• AIM:
Copy out every record below exactly as written, but leave out any pictures.

• GIVEN RECORDS:
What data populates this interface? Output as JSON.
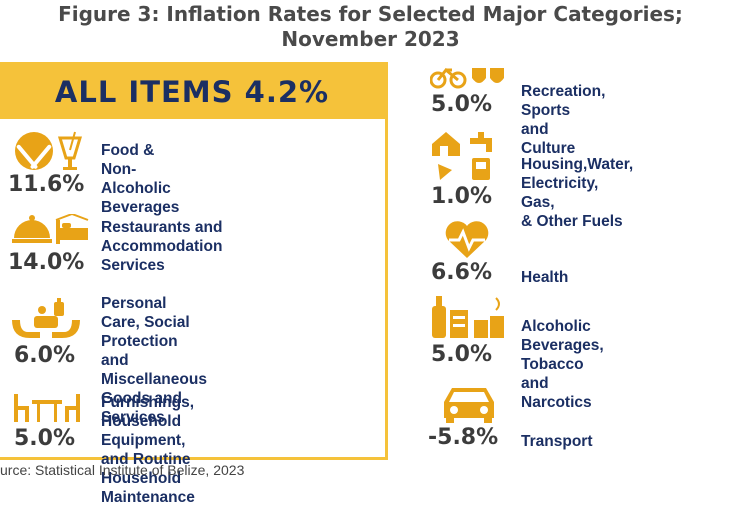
{
  "figure": {
    "title_line1": "Figure 3: Inflation Rates for Selected Major Categories;",
    "title_line2": "November 2023"
  },
  "all_items": {
    "label": "ALL ITEMS 4.2%"
  },
  "left_categories": [
    {
      "rate": "11.6%",
      "label": "Food &\nNon-Alcoholic\nBeverages",
      "icon": "plate-fork-knife-drink-icon"
    },
    {
      "rate": "14.0%",
      "label": "Restaurants and\nAccommodation\nServices",
      "icon": "cloche-bed-icon"
    },
    {
      "rate": "6.0%",
      "label": "Personal Care, Social\nProtection and\nMiscellaneous Goods and\nServices",
      "icon": "hands-care-icon"
    },
    {
      "rate": "5.0%",
      "label": "Furnishings, Household\nEquipment, and Routine\nHousehold Maintenance",
      "icon": "table-chairs-icon"
    }
  ],
  "right_categories": [
    {
      "rate": "5.0%",
      "label": "Recreation, Sports\nand Culture",
      "icon": "bicycle-masks-icon"
    },
    {
      "rate": "1.0%",
      "label": "Housing,Water,\nElectricity, Gas,\n& Other Fuels",
      "icon": "house-tap-fuel-icon"
    },
    {
      "rate": "6.6%",
      "label": "Health",
      "icon": "heart-pulse-icon"
    },
    {
      "rate": "5.0%",
      "label": "Alcoholic\nBeverages, Tobacco\nand Narcotics",
      "icon": "bottle-glass-cigarette-icon"
    },
    {
      "rate": "-5.8%",
      "label": "Transport",
      "icon": "car-icon"
    }
  ],
  "source": {
    "text": "urce: Statistical Institute of Belize, 2023"
  },
  "colors": {
    "accent": "#f5c23a",
    "icon": "#e8a317",
    "label": "#1b2f63",
    "rate": "#3c3c3c"
  }
}
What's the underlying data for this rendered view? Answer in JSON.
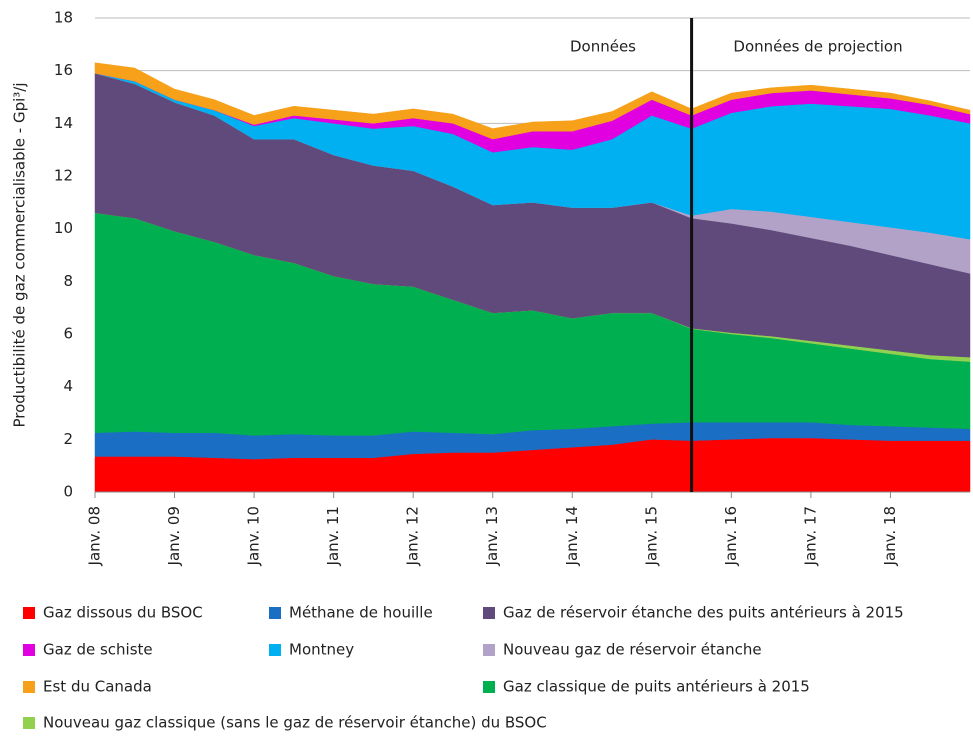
{
  "chart_data": {
    "type": "stacked_area",
    "y_label": "Productibilité de gaz commercialisable - Gpi³/j",
    "annotations": [
      "Données",
      "Données de projection"
    ],
    "categories": [
      "Janv. 08",
      null,
      "Janv. 09",
      null,
      "Janv. 10",
      null,
      "Janv. 11",
      null,
      "Janv. 12",
      null,
      "Janv. 13",
      null,
      "Janv. 14",
      null,
      "Janv. 15",
      null,
      "Janv. 16",
      null,
      "Janv. 17",
      null,
      "Janv. 18",
      null,
      null
    ],
    "ylim": [
      0,
      18
    ],
    "yticks": [
      0,
      2,
      4,
      6,
      8,
      10,
      12,
      14,
      16,
      18
    ],
    "grid": true,
    "series": [
      {
        "name": "Gaz dissous du BSOC",
        "color": "#ff0000",
        "values": [
          1.35,
          1.35,
          1.35,
          1.3,
          1.25,
          1.3,
          1.3,
          1.3,
          1.45,
          1.5,
          1.5,
          1.6,
          1.7,
          1.8,
          2.0,
          1.95,
          2.0,
          2.05,
          2.05,
          2.0,
          1.95,
          1.95,
          1.95
        ]
      },
      {
        "name": "Méthane de houille",
        "color": "#1a6fc4",
        "values": [
          0.9,
          0.95,
          0.9,
          0.95,
          0.9,
          0.9,
          0.85,
          0.85,
          0.85,
          0.75,
          0.7,
          0.75,
          0.7,
          0.7,
          0.6,
          0.7,
          0.65,
          0.6,
          0.6,
          0.55,
          0.55,
          0.5,
          0.45
        ]
      },
      {
        "name": "Gaz classique de puits antérieurs à 2015",
        "color": "#00b050",
        "values": [
          8.35,
          8.1,
          7.65,
          7.25,
          6.85,
          6.5,
          6.05,
          5.75,
          5.5,
          5.05,
          4.6,
          4.55,
          4.2,
          4.3,
          4.2,
          3.55,
          3.35,
          3.2,
          3.0,
          2.9,
          2.75,
          2.6,
          2.55
        ]
      },
      {
        "name": "Nouveau gaz classique (sans le gaz de réservoir étanche) du BSOC",
        "color": "#92d050",
        "values": [
          0,
          0,
          0,
          0,
          0,
          0,
          0,
          0,
          0,
          0,
          0,
          0,
          0,
          0,
          0,
          0.02,
          0.05,
          0.07,
          0.09,
          0.11,
          0.13,
          0.15,
          0.17
        ]
      },
      {
        "name": "Gaz de réservoir étanche des puits antérieurs à 2015",
        "color": "#604a7b",
        "values": [
          5.3,
          5.1,
          4.9,
          4.8,
          4.4,
          4.7,
          4.6,
          4.5,
          4.4,
          4.3,
          4.1,
          4.1,
          4.2,
          4.0,
          4.2,
          4.18,
          4.15,
          4.03,
          3.91,
          3.79,
          3.62,
          3.45,
          3.18
        ]
      },
      {
        "name": "Nouveau gaz de réservoir étanche",
        "color": "#b3a2c7",
        "values": [
          0,
          0,
          0,
          0,
          0,
          0,
          0,
          0,
          0,
          0,
          0,
          0,
          0,
          0,
          0,
          0.1,
          0.55,
          0.7,
          0.8,
          0.9,
          1.05,
          1.2,
          1.3
        ]
      },
      {
        "name": "Montney",
        "color": "#00b0f0",
        "values": [
          0,
          0.1,
          0.1,
          0.2,
          0.5,
          0.8,
          1.2,
          1.4,
          1.7,
          2.0,
          2.0,
          2.1,
          2.2,
          2.6,
          3.3,
          3.3,
          3.65,
          4.0,
          4.3,
          4.4,
          4.5,
          4.45,
          4.4
        ]
      },
      {
        "name": "Gaz de schiste",
        "color": "#e000e0",
        "values": [
          0,
          0,
          0,
          0,
          0.05,
          0.1,
          0.15,
          0.2,
          0.3,
          0.4,
          0.5,
          0.6,
          0.7,
          0.7,
          0.6,
          0.5,
          0.5,
          0.5,
          0.5,
          0.45,
          0.4,
          0.4,
          0.35
        ]
      },
      {
        "name": "Est du Canada",
        "color": "#f7a11a",
        "values": [
          0.4,
          0.5,
          0.4,
          0.4,
          0.35,
          0.35,
          0.35,
          0.35,
          0.35,
          0.35,
          0.4,
          0.35,
          0.4,
          0.35,
          0.3,
          0.25,
          0.25,
          0.2,
          0.2,
          0.2,
          0.2,
          0.15,
          0.15
        ]
      }
    ]
  }
}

• OUTPUT:
What data populates this interface? Output as JSON.
{
  "figure": {
    "title_line1": "Figure 3: Inflation Rates for Selected Major Categories;",
    "title_line2": "November 2023"
  },
  "all_items": {
    "label": "ALL ITEMS 4.2%"
  },
  "left_categories": [
    {
      "rate": "11.6%",
      "label": "Food &\nNon-Alcoholic\nBeverages",
      "icon": "plate-fork-knife-drink-icon"
    },
    {
      "rate": "14.0%",
      "label": "Restaurants and\nAccommodation\nServices",
      "icon": "cloche-bed-icon"
    },
    {
      "rate": "6.0%",
      "label": "Personal Care, Social\nProtection and\nMiscellaneous Goods and\nServices",
      "icon": "hands-care-icon"
    },
    {
      "rate": "5.0%",
      "label": "Furnishings, Household\nEquipment, and Routine\nHousehold Maintenance",
      "icon": "table-chairs-icon"
    }
  ],
  "right_categories": [
    {
      "rate": "5.0%",
      "label": "Recreation, Sports\nand Culture",
      "icon": "bicycle-masks-icon"
    },
    {
      "rate": "1.0%",
      "label": "Housing,Water,\nElectricity, Gas,\n& Other Fuels",
      "icon": "house-tap-fuel-icon"
    },
    {
      "rate": "6.6%",
      "label": "Health",
      "icon": "heart-pulse-icon"
    },
    {
      "rate": "5.0%",
      "label": "Alcoholic\nBeverages, Tobacco\nand Narcotics",
      "icon": "bottle-glass-cigarette-icon"
    },
    {
      "rate": "-5.8%",
      "label": "Transport",
      "icon": "car-icon"
    }
  ],
  "source": {
    "text": "urce: Statistical Institute of Belize, 2023"
  },
  "colors": {
    "accent": "#f5c23a",
    "icon": "#e8a317",
    "label": "#1b2f63",
    "rate": "#3c3c3c"
  }
}
What's the underlying data for this rendered view? Answer in JSON.
{
  "chart_data": {
    "type": "stacked_area",
    "y_label": "Productibilité de gaz commercialisable - Gpi³/j",
    "annotations": [
      "Données",
      "Données de projection"
    ],
    "categories": [
      "Janv. 08",
      null,
      "Janv. 09",
      null,
      "Janv. 10",
      null,
      "Janv. 11",
      null,
      "Janv. 12",
      null,
      "Janv. 13",
      null,
      "Janv. 14",
      null,
      "Janv. 15",
      null,
      "Janv. 16",
      null,
      "Janv. 17",
      null,
      "Janv. 18",
      null,
      null
    ],
    "ylim": [
      0,
      18
    ],
    "yticks": [
      0,
      2,
      4,
      6,
      8,
      10,
      12,
      14,
      16,
      18
    ],
    "grid": true,
    "series": [
      {
        "name": "Gaz dissous du BSOC",
        "color": "#ff0000",
        "values": [
          1.35,
          1.35,
          1.35,
          1.3,
          1.25,
          1.3,
          1.3,
          1.3,
          1.45,
          1.5,
          1.5,
          1.6,
          1.7,
          1.8,
          2.0,
          1.95,
          2.0,
          2.05,
          2.05,
          2.0,
          1.95,
          1.95,
          1.95
        ]
      },
      {
        "name": "Méthane de houille",
        "color": "#1a6fc4",
        "values": [
          0.9,
          0.95,
          0.9,
          0.95,
          0.9,
          0.9,
          0.85,
          0.85,
          0.85,
          0.75,
          0.7,
          0.75,
          0.7,
          0.7,
          0.6,
          0.7,
          0.65,
          0.6,
          0.6,
          0.55,
          0.55,
          0.5,
          0.45
        ]
      },
      {
        "name": "Gaz classique de puits antérieurs à 2015",
        "color": "#00b050",
        "values": [
          8.35,
          8.1,
          7.65,
          7.25,
          6.85,
          6.5,
          6.05,
          5.75,
          5.5,
          5.05,
          4.6,
          4.55,
          4.2,
          4.3,
          4.2,
          3.55,
          3.35,
          3.2,
          3.0,
          2.9,
          2.75,
          2.6,
          2.55
        ]
      },
      {
        "name": "Nouveau gaz classique (sans le gaz de réservoir étanche) du BSOC",
        "color": "#92d050",
        "values": [
          0,
          0,
          0,
          0,
          0,
          0,
          0,
          0,
          0,
          0,
          0,
          0,
          0,
          0,
          0,
          0.02,
          0.05,
          0.07,
          0.09,
          0.11,
          0.13,
          0.15,
          0.17
        ]
      },
      {
        "name": "Gaz de réservoir étanche des puits antérieurs à 2015",
        "color": "#604a7b",
        "values": [
          5.3,
          5.1,
          4.9,
          4.8,
          4.4,
          4.7,
          4.6,
          4.5,
          4.4,
          4.3,
          4.1,
          4.1,
          4.2,
          4.0,
          4.2,
          4.18,
          4.15,
          4.03,
          3.91,
          3.79,
          3.62,
          3.45,
          3.18
        ]
      },
      {
        "name": "Nouveau gaz de réservoir étanche",
        "color": "#b3a2c7",
        "values": [
          0,
          0,
          0,
          0,
          0,
          0,
          0,
          0,
          0,
          0,
          0,
          0,
          0,
          0,
          0,
          0.1,
          0.55,
          0.7,
          0.8,
          0.9,
          1.05,
          1.2,
          1.3
        ]
      },
      {
        "name": "Montney",
        "color": "#00b0f0",
        "values": [
          0,
          0.1,
          0.1,
          0.2,
          0.5,
          0.8,
          1.2,
          1.4,
          1.7,
          2.0,
          2.0,
          2.1,
          2.2,
          2.6,
          3.3,
          3.3,
          3.65,
          4.0,
          4.3,
          4.4,
          4.5,
          4.45,
          4.4
        ]
      },
      {
        "name": "Gaz de schiste",
        "color": "#e000e0",
        "values": [
          0,
          0,
          0,
          0,
          0.05,
          0.1,
          0.15,
          0.2,
          0.3,
          0.4,
          0.5,
          0.6,
          0.7,
          0.7,
          0.6,
          0.5,
          0.5,
          0.5,
          0.5,
          0.45,
          0.4,
          0.4,
          0.35
        ]
      },
      {
        "name": "Est du Canada",
        "color": "#f7a11a",
        "values": [
          0.4,
          0.5,
          0.4,
          0.4,
          0.35,
          0.35,
          0.35,
          0.35,
          0.35,
          0.35,
          0.4,
          0.35,
          0.4,
          0.35,
          0.3,
          0.25,
          0.25,
          0.2,
          0.2,
          0.2,
          0.2,
          0.15,
          0.15
        ]
      }
    ]
  }
}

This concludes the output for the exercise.